— Start of Record extracts —
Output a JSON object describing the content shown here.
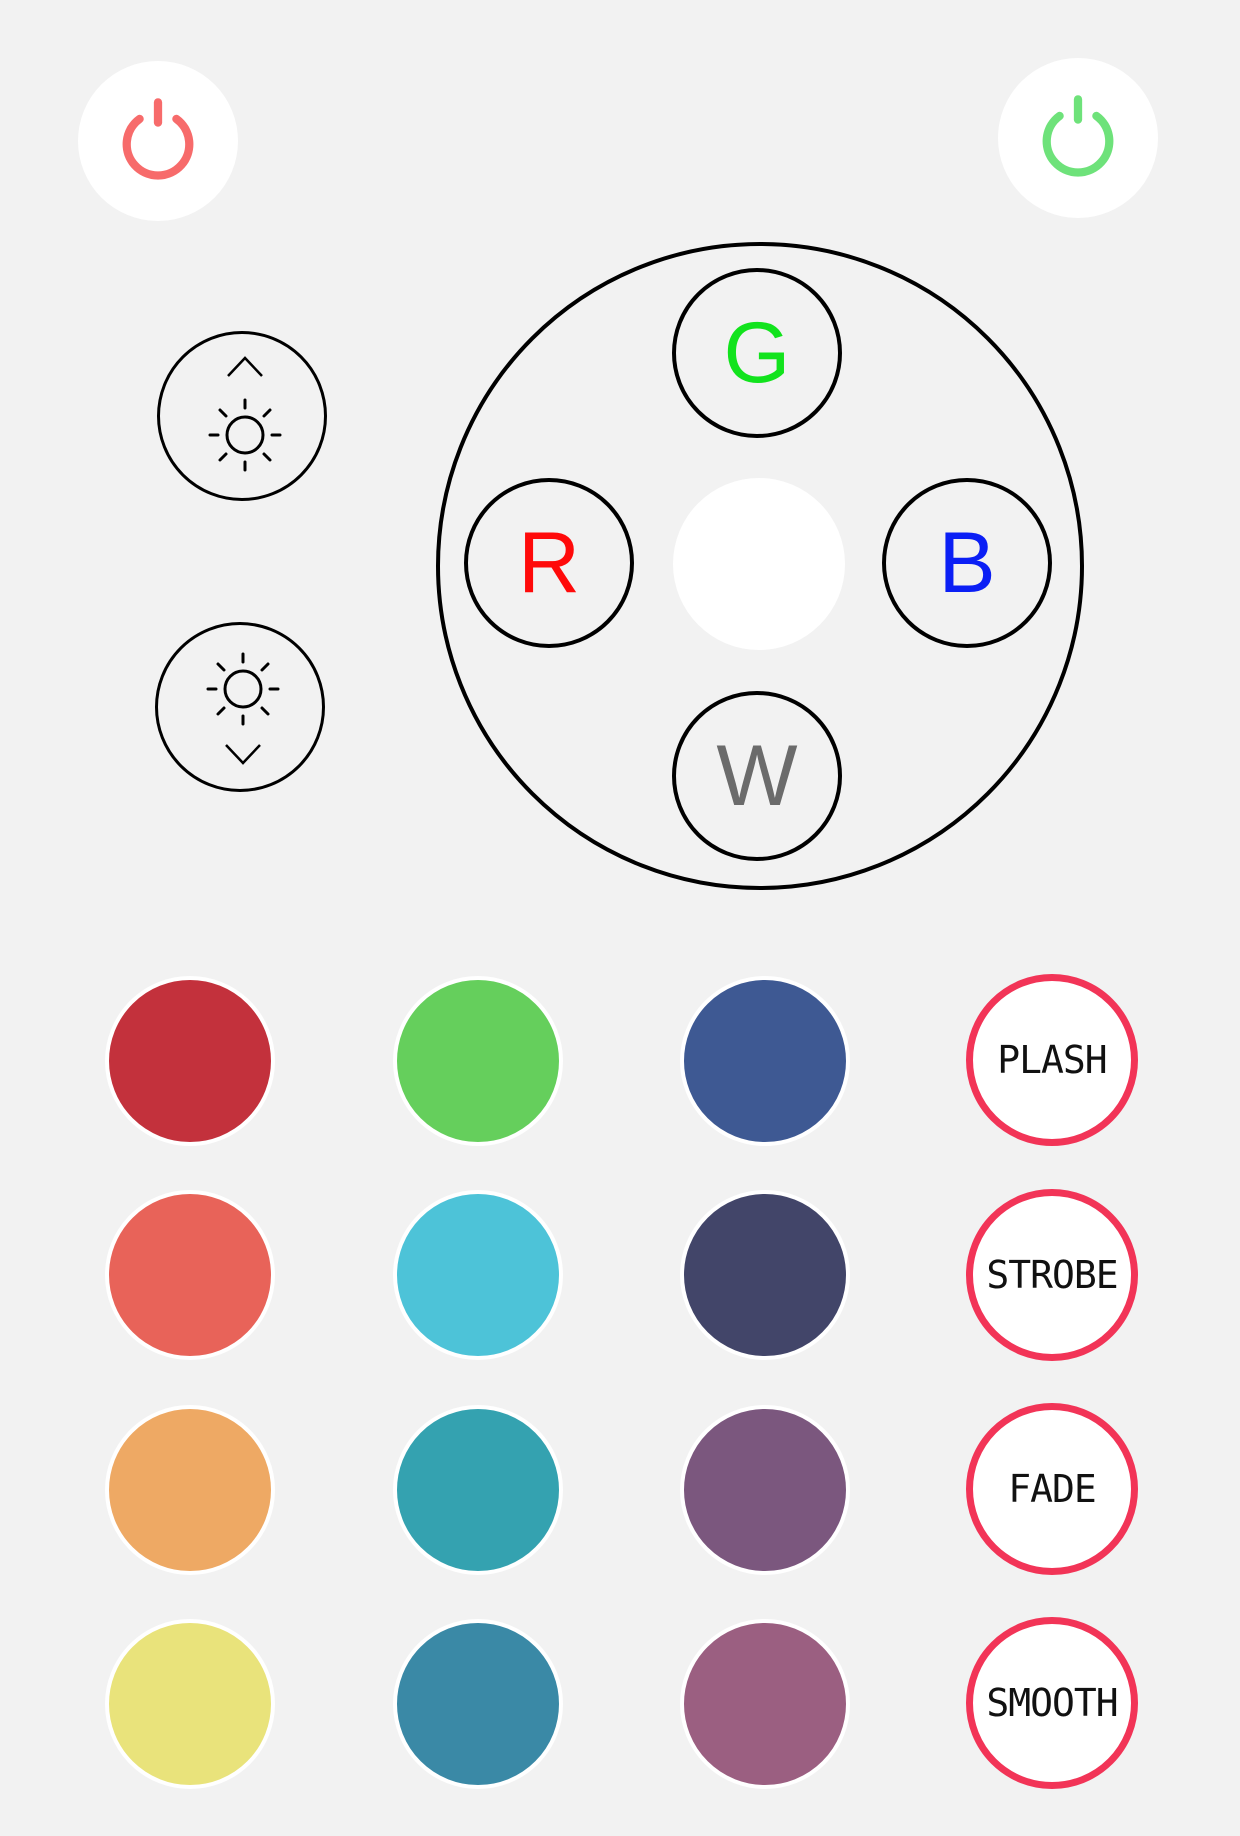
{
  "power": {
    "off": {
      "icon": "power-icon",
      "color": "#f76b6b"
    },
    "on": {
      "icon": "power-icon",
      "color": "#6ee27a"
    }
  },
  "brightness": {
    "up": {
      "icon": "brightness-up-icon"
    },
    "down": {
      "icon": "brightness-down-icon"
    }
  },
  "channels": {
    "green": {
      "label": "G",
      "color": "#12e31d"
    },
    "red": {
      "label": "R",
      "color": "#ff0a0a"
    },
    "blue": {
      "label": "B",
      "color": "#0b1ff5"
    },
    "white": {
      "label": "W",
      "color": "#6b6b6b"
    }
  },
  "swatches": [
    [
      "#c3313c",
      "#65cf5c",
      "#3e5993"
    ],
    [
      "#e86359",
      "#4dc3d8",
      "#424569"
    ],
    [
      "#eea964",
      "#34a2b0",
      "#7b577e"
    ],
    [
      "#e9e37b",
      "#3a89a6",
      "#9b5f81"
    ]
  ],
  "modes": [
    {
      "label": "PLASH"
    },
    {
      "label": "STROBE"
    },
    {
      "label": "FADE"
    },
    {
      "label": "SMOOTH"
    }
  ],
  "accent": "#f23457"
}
— End of Record extracts —
— Start of Record extracts —
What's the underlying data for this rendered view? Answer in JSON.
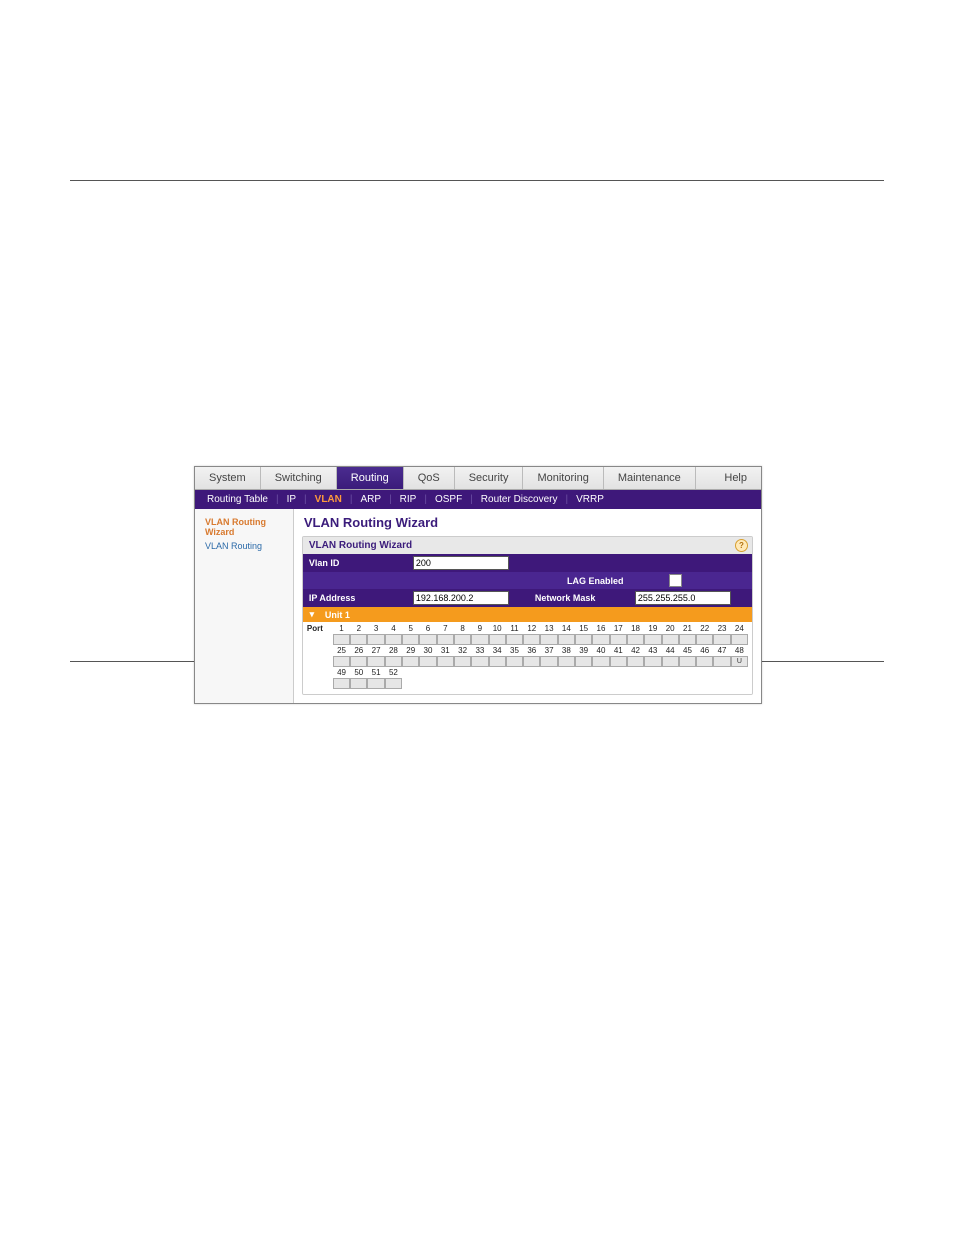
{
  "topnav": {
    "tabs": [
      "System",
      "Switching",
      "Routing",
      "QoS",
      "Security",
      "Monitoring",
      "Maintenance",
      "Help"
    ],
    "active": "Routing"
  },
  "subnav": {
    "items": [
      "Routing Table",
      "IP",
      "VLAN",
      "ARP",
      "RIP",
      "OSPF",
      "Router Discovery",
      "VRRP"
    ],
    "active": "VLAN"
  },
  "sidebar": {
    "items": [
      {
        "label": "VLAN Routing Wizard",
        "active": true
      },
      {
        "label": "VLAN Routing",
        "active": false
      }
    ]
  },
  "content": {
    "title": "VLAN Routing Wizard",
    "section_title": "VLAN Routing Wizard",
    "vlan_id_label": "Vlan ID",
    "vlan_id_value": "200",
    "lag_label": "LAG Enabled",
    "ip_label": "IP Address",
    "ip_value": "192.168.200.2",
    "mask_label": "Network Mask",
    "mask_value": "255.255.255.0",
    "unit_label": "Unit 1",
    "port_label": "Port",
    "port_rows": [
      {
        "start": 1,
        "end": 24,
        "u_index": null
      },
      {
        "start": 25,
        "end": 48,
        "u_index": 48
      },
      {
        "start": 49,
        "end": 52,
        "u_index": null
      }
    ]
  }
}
— End of Record extracts —
— Start of Record extracts —
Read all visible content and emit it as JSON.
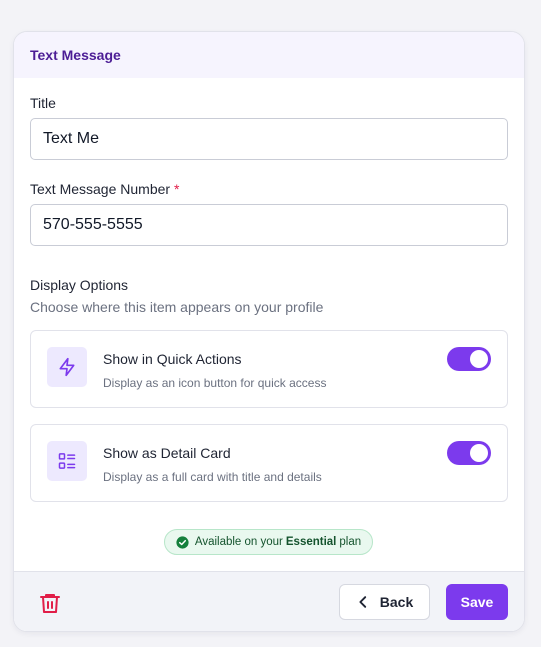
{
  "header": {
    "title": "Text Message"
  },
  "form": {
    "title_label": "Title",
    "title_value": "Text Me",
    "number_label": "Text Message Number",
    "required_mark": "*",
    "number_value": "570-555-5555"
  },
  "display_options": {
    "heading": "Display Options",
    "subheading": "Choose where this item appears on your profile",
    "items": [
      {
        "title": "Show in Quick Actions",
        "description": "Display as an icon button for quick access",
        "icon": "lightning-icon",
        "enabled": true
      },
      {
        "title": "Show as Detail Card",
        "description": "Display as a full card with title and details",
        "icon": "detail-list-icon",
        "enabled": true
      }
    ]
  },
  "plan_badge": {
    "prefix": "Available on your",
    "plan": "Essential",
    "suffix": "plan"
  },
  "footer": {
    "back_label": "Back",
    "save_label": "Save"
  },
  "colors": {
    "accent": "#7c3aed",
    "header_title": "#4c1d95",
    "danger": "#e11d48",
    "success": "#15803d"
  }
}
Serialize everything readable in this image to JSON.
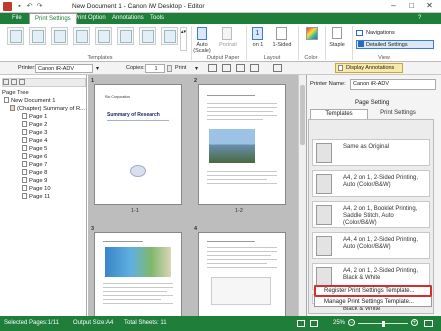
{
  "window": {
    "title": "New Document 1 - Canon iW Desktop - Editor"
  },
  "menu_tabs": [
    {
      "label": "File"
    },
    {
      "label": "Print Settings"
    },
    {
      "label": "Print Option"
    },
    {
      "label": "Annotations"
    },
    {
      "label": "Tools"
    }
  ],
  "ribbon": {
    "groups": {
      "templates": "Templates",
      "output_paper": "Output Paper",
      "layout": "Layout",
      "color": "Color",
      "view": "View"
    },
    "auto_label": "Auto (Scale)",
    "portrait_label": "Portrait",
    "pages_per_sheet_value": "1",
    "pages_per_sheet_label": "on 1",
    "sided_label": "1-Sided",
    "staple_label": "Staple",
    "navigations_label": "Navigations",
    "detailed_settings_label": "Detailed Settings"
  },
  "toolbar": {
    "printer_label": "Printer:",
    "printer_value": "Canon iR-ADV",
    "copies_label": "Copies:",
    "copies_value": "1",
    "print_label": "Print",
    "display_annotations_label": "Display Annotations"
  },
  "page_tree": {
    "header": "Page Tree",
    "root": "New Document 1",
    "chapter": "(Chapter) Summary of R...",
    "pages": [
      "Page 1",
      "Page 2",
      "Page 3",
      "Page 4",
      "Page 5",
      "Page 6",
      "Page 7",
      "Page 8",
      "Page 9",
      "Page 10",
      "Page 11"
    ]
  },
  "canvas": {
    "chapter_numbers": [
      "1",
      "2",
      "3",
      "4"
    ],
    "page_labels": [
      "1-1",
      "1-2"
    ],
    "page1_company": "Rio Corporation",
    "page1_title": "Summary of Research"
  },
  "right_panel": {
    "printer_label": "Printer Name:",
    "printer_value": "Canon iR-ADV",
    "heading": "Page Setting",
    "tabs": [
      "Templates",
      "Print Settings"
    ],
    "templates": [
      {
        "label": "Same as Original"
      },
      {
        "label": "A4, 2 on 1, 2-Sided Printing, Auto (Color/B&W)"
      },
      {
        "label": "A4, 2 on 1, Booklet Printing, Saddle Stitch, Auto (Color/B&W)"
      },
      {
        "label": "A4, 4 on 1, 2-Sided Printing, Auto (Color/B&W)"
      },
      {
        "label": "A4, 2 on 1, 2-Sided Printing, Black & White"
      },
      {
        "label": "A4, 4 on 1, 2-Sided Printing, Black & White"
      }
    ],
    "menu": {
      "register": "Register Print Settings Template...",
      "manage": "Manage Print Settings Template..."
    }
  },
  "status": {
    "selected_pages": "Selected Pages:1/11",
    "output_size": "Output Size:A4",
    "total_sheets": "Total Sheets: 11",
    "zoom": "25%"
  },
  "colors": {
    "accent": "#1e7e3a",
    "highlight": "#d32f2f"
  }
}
— End of Record extracts —
** What to produce **
State the number of lines above that hold the string "Wizard", with nothing added.

** Finished answer **
3